Some records:
———
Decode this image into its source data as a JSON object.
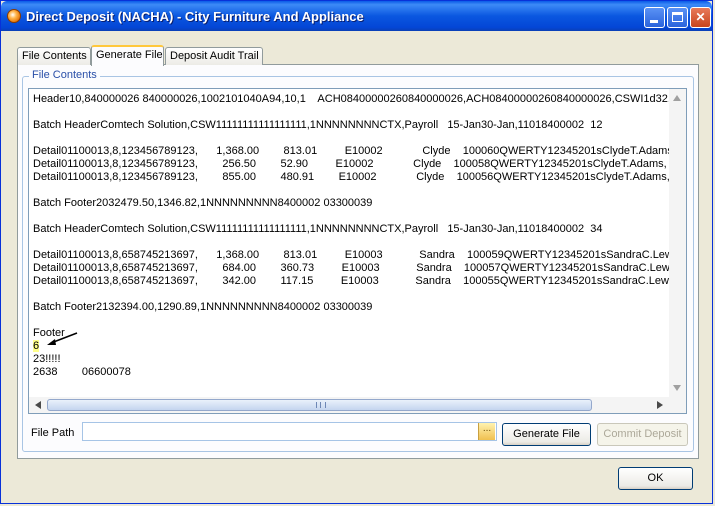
{
  "window": {
    "title": "Direct Deposit (NACHA) - City Furniture And Appliance"
  },
  "tabs": [
    {
      "label": "File Contents",
      "active": false
    },
    {
      "label": "Generate File",
      "active": true
    },
    {
      "label": "Deposit Audit Trail",
      "active": false
    }
  ],
  "group": {
    "label": "File Contents"
  },
  "file_contents": {
    "lines": [
      "Header10,840000026 840000026,1002101040A94,10,1    ACH08400000260840000026,ACH08400000260840000026,CSWI1d32,",
      "",
      "Batch HeaderComtech Solution,CSW11111111111111111,1NNNNNNNNCTX,Payroll   15-Jan30-Jan,11018400002  12",
      "",
      "Detail01100013,8,123456789123,      1,368.00        813.01         E10002             Clyde    100060QWERTY12345201sClydeT.Adams,",
      "Detail01100013,8,123456789123,        256.50        52.90         E10002             Clyde    100058QWERTY12345201sClydeT.Adams,",
      "Detail01100013,8,123456789123,        855.00        480.91        E10002             Clyde    100056QWERTY12345201sClydeT.Adams,",
      "",
      "Batch Footer2032479.50,1346.82,1NNNNNNNNN8400002 03300039",
      "",
      "Batch HeaderComtech Solution,CSW11111111111111111,1NNNNNNNNCTX,Payroll   15-Jan30-Jan,11018400002  34",
      "",
      "Detail01100013,8,658745213697,      1,368.00        813.01         E10003            Sandra    100059QWERTY12345201sSandraC.Lew",
      "Detail01100013,8,658745213697,        684.00        360.73         E10003            Sandra    100057QWERTY12345201sSandraC.Lew",
      "Detail01100013,8,658745213697,        342.00        117.15         E10003            Sandra    100055QWERTY12345201sSandraC.Lew",
      "",
      "Batch Footer2132394.00,1290.89,1NNNNNNNNN8400002 03300039",
      "",
      "Footer",
      "6",
      "23!!!!!",
      "2638        06600078"
    ],
    "highlighted_line": 19
  },
  "file_path": {
    "label": "File Path",
    "value": "",
    "browse_label": "..."
  },
  "buttons": {
    "generate": "Generate File",
    "commit": "Commit Deposit",
    "ok": "OK"
  },
  "icons": {
    "app": "app-orb-icon",
    "minimize": "minimize-icon",
    "maximize": "maximize-icon",
    "close": "close-icon",
    "annotation": "arrow-icon"
  },
  "colors": {
    "title_bar": "#0a57e0",
    "active_tab_accent": "#ffc83c",
    "highlight": "#ffff8a",
    "group_label": "#2a4fa8"
  }
}
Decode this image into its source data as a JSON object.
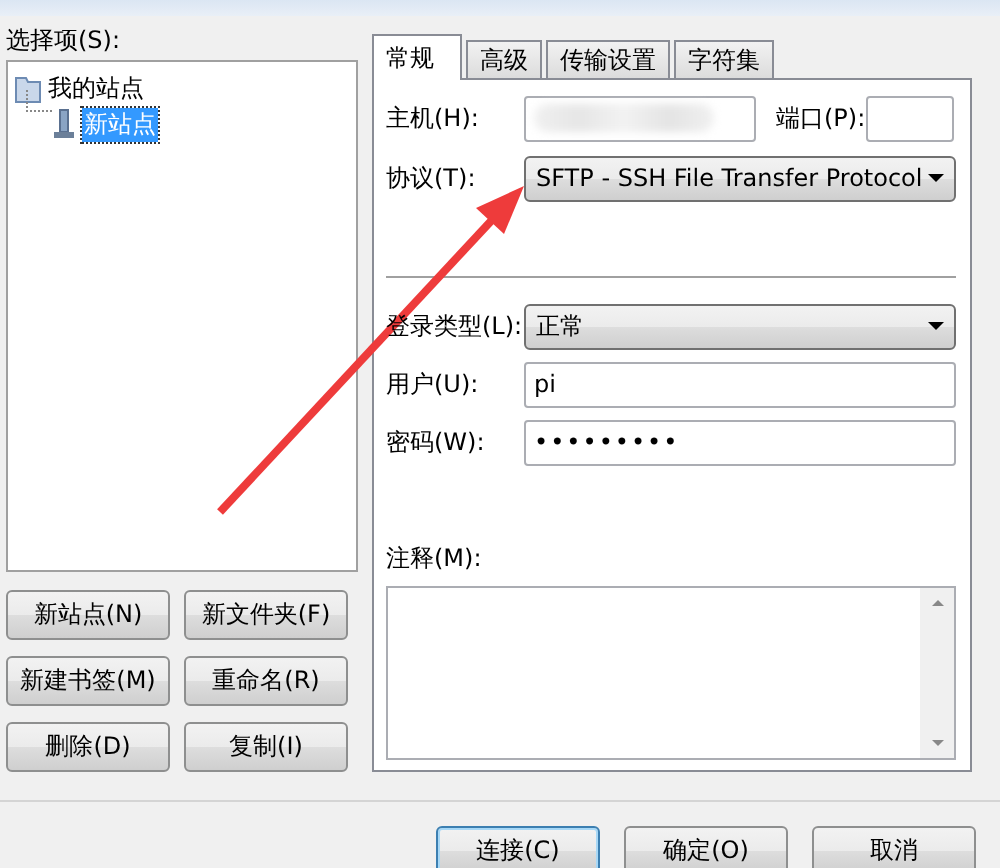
{
  "sidebar": {
    "label": "选择项(S):",
    "tree": [
      {
        "label": "我的站点",
        "expanded": true,
        "selected": false,
        "children": [
          {
            "label": "新站点",
            "selected": true
          }
        ]
      }
    ],
    "buttons": [
      "新站点(N)",
      "新文件夹(F)",
      "新建书签(M)",
      "重命名(R)",
      "删除(D)",
      "复制(I)"
    ]
  },
  "tabs": [
    {
      "label": "常规",
      "selected": true
    },
    {
      "label": "高级",
      "selected": false
    },
    {
      "label": "传输设置",
      "selected": false
    },
    {
      "label": "字符集",
      "selected": false
    }
  ],
  "general": {
    "host": {
      "label": "主机(H):"
    },
    "port": {
      "label": "端口(P):"
    },
    "protocol": {
      "label": "协议(T):",
      "value": "SFTP - SSH File Transfer Protocol"
    },
    "logon_type": {
      "label": "登录类型(L):",
      "value": "正常"
    },
    "user": {
      "label": "用户(U):",
      "value": "pi"
    },
    "password": {
      "label": "密码(W):",
      "value": "•••••••••"
    },
    "comments": {
      "label": "注释(M):"
    }
  },
  "buttons": [
    {
      "label": "连接(C)",
      "focused": true
    },
    {
      "label": "确定(O)",
      "focused": false
    },
    {
      "label": "取消",
      "focused": false
    }
  ]
}
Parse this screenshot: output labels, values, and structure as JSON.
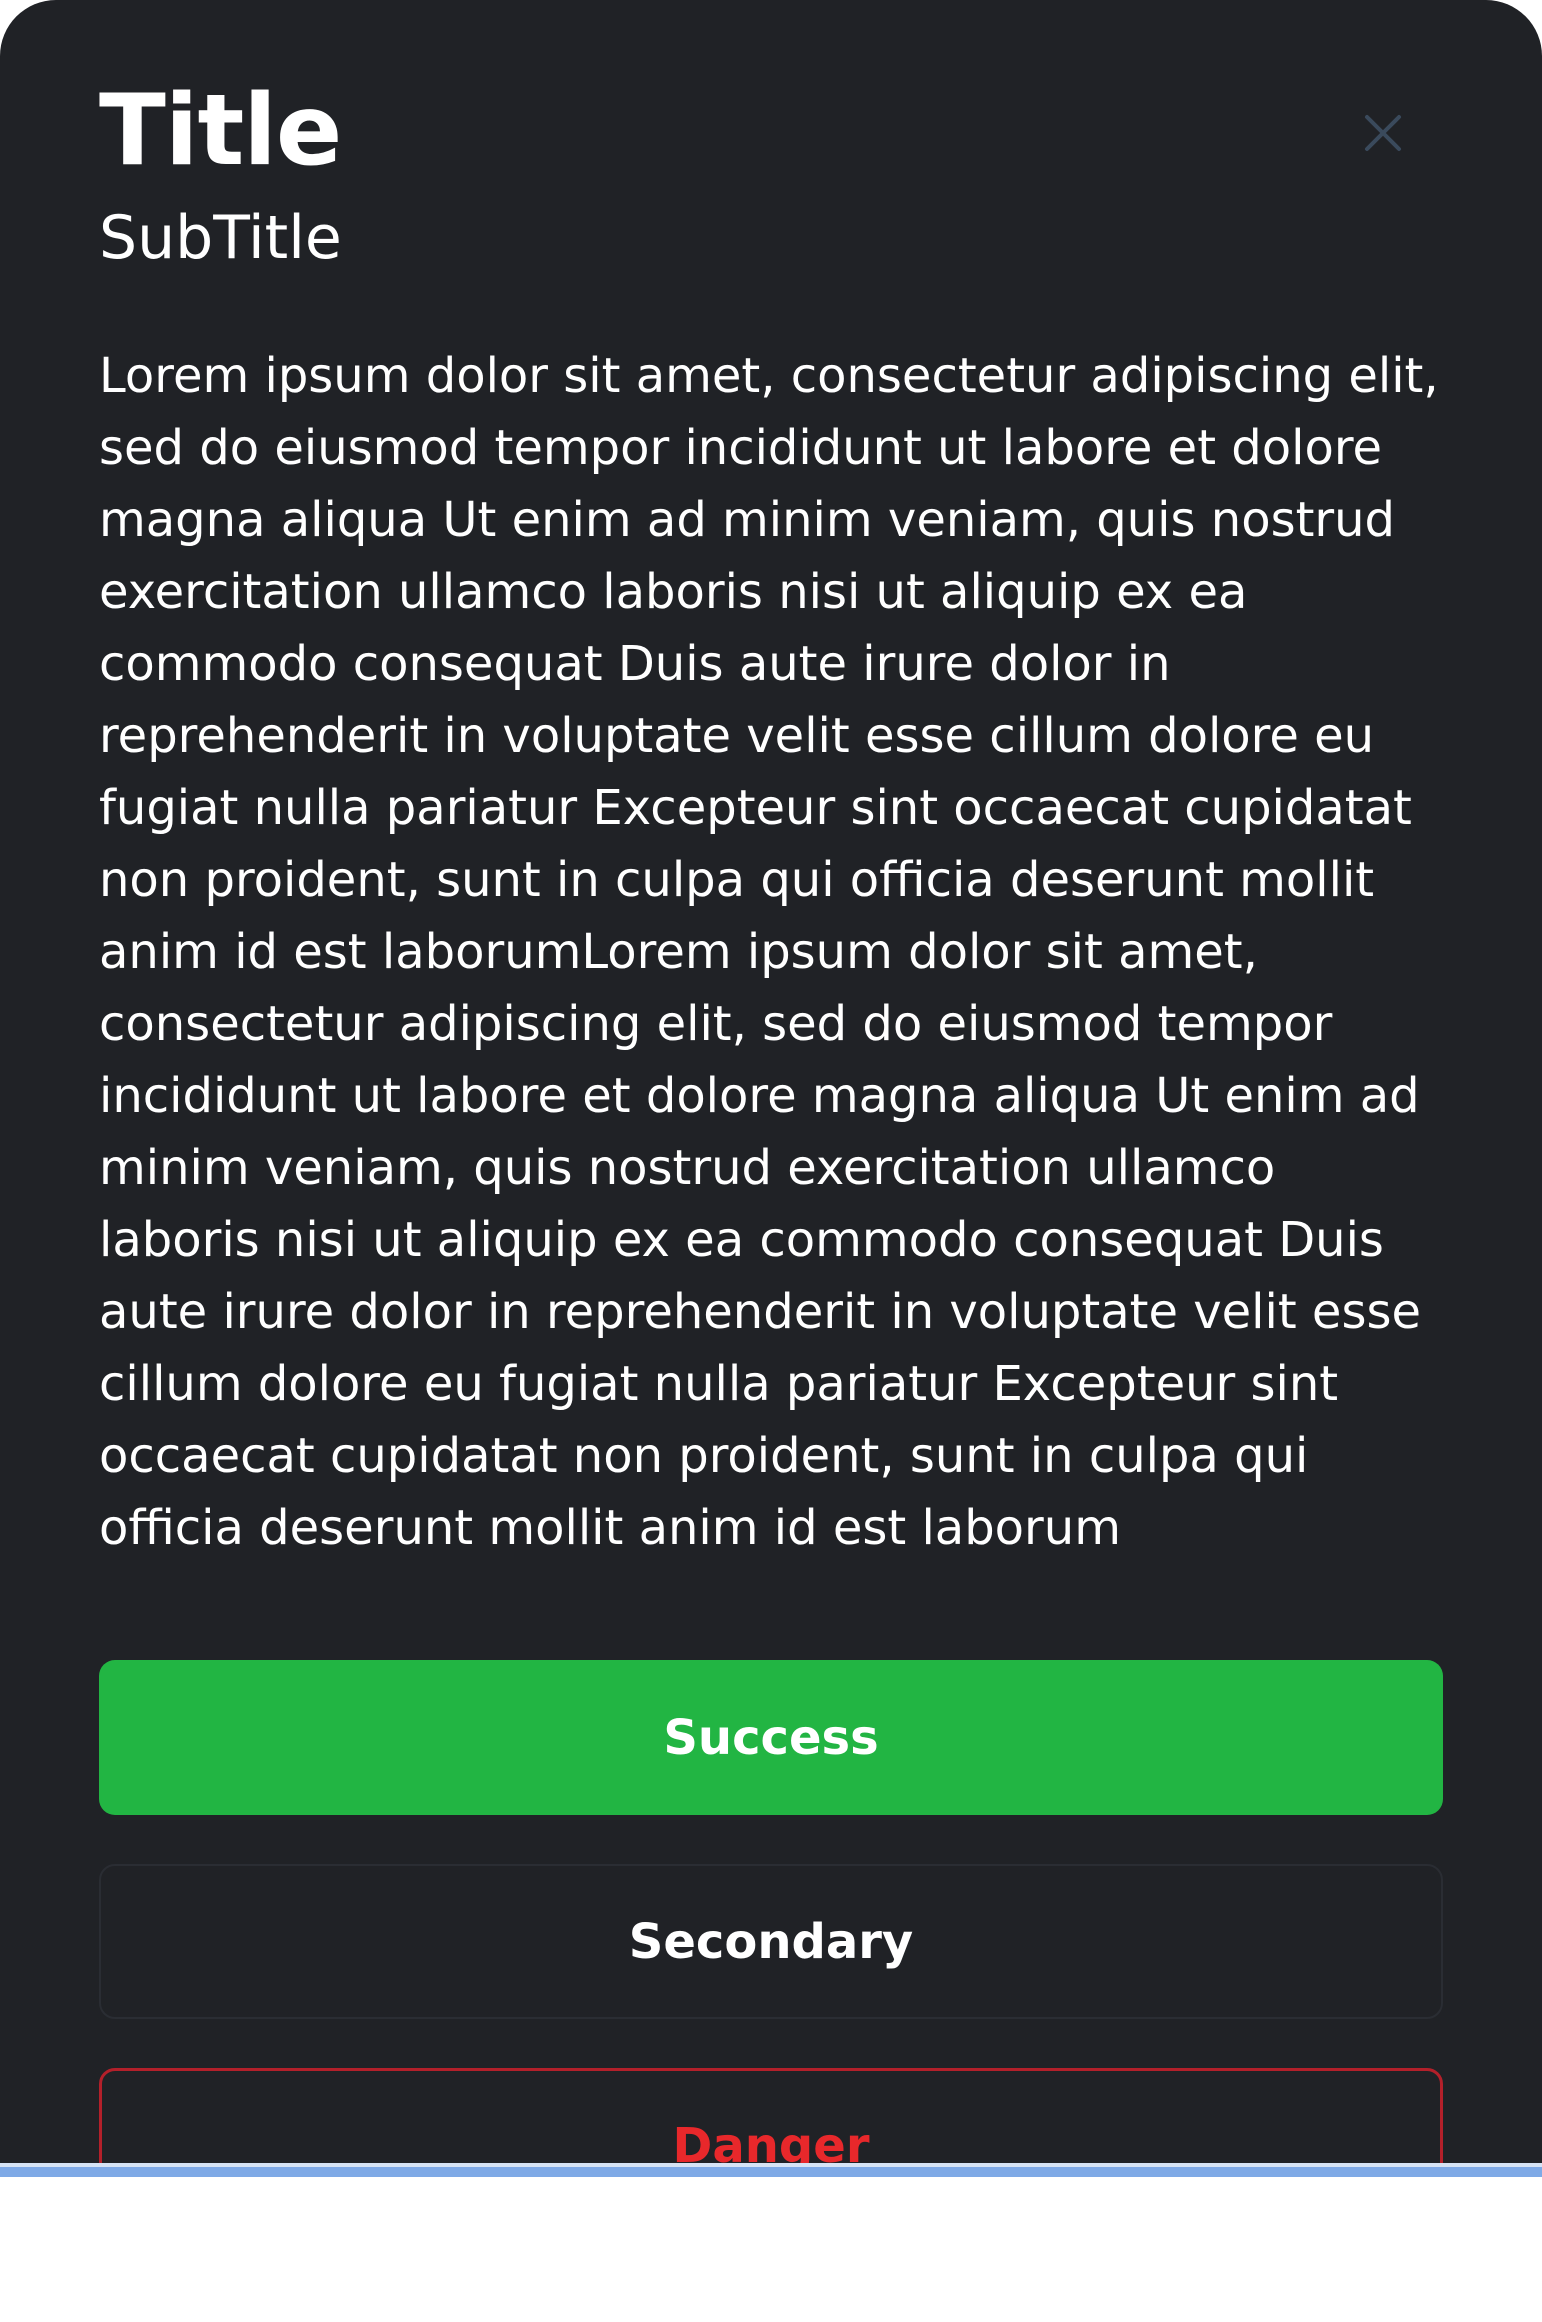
———
Directions:
Restate the records word for word, omitting images.

Correct answer:
Decode this image into its source data as a JSON object.
{
  "window": {
    "title": "Direct Deposit (NACHA) - City Furniture And Appliance"
  },
  "tabs": [
    {
      "label": "File Contents",
      "active": false
    },
    {
      "label": "Generate File",
      "active": true
    },
    {
      "label": "Deposit Audit Trail",
      "active": false
    }
  ],
  "group": {
    "label": "File Contents"
  },
  "file_contents": {
    "lines": [
      "Header10,840000026 840000026,1002101040A94,10,1    ACH08400000260840000026,ACH08400000260840000026,CSWI1d32,",
      "",
      "Batch HeaderComtech Solution,CSW11111111111111111,1NNNNNNNNCTX,Payroll   15-Jan30-Jan,11018400002  12",
      "",
      "Detail01100013,8,123456789123,      1,368.00        813.01         E10002             Clyde    100060QWERTY12345201sClydeT.Adams,",
      "Detail01100013,8,123456789123,        256.50        52.90         E10002             Clyde    100058QWERTY12345201sClydeT.Adams,",
      "Detail01100013,8,123456789123,        855.00        480.91        E10002             Clyde    100056QWERTY12345201sClydeT.Adams,",
      "",
      "Batch Footer2032479.50,1346.82,1NNNNNNNNN8400002 03300039",
      "",
      "Batch HeaderComtech Solution,CSW11111111111111111,1NNNNNNNNCTX,Payroll   15-Jan30-Jan,11018400002  34",
      "",
      "Detail01100013,8,658745213697,      1,368.00        813.01         E10003            Sandra    100059QWERTY12345201sSandraC.Lew",
      "Detail01100013,8,658745213697,        684.00        360.73         E10003            Sandra    100057QWERTY12345201sSandraC.Lew",
      "Detail01100013,8,658745213697,        342.00        117.15         E10003            Sandra    100055QWERTY12345201sSandraC.Lew",
      "",
      "Batch Footer2132394.00,1290.89,1NNNNNNNNN8400002 03300039",
      "",
      "Footer",
      "6",
      "23!!!!!",
      "2638        06600078"
    ],
    "highlighted_line": 19
  },
  "file_path": {
    "label": "File Path",
    "value": "",
    "browse_label": "..."
  },
  "buttons": {
    "generate": "Generate File",
    "commit": "Commit Deposit",
    "ok": "OK"
  },
  "icons": {
    "app": "app-orb-icon",
    "minimize": "minimize-icon",
    "maximize": "maximize-icon",
    "close": "close-icon",
    "annotation": "arrow-icon"
  },
  "colors": {
    "title_bar": "#0a57e0",
    "active_tab_accent": "#ffc83c",
    "highlight": "#ffff8a",
    "group_label": "#2a4fa8"
  }
}
Decode this image into its source data as a JSON object.
{
  "sidebar": {
    "label": "选择项(S):",
    "tree": [
      {
        "label": "我的站点",
        "expanded": true,
        "selected": false,
        "children": [
          {
            "label": "新站点",
            "selected": true
          }
        ]
      }
    ],
    "buttons": [
      "新站点(N)",
      "新文件夹(F)",
      "新建书签(M)",
      "重命名(R)",
      "删除(D)",
      "复制(I)"
    ]
  },
  "tabs": [
    {
      "label": "常规",
      "selected": true
    },
    {
      "label": "高级",
      "selected": false
    },
    {
      "label": "传输设置",
      "selected": false
    },
    {
      "label": "字符集",
      "selected": false
    }
  ],
  "general": {
    "host": {
      "label": "主机(H):"
    },
    "port": {
      "label": "端口(P):"
    },
    "protocol": {
      "label": "协议(T):",
      "value": "SFTP - SSH File Transfer Protocol"
    },
    "logon_type": {
      "label": "登录类型(L):",
      "value": "正常"
    },
    "user": {
      "label": "用户(U):",
      "value": "pi"
    },
    "password": {
      "label": "密码(W):",
      "value": "•••••••••"
    },
    "comments": {
      "label": "注释(M):"
    }
  },
  "buttons": [
    {
      "label": "连接(C)",
      "focused": true
    },
    {
      "label": "确定(O)",
      "focused": false
    },
    {
      "label": "取消",
      "focused": false
    }
  ]
}
Parse this screenshot: output labels, values, and structure as JSON.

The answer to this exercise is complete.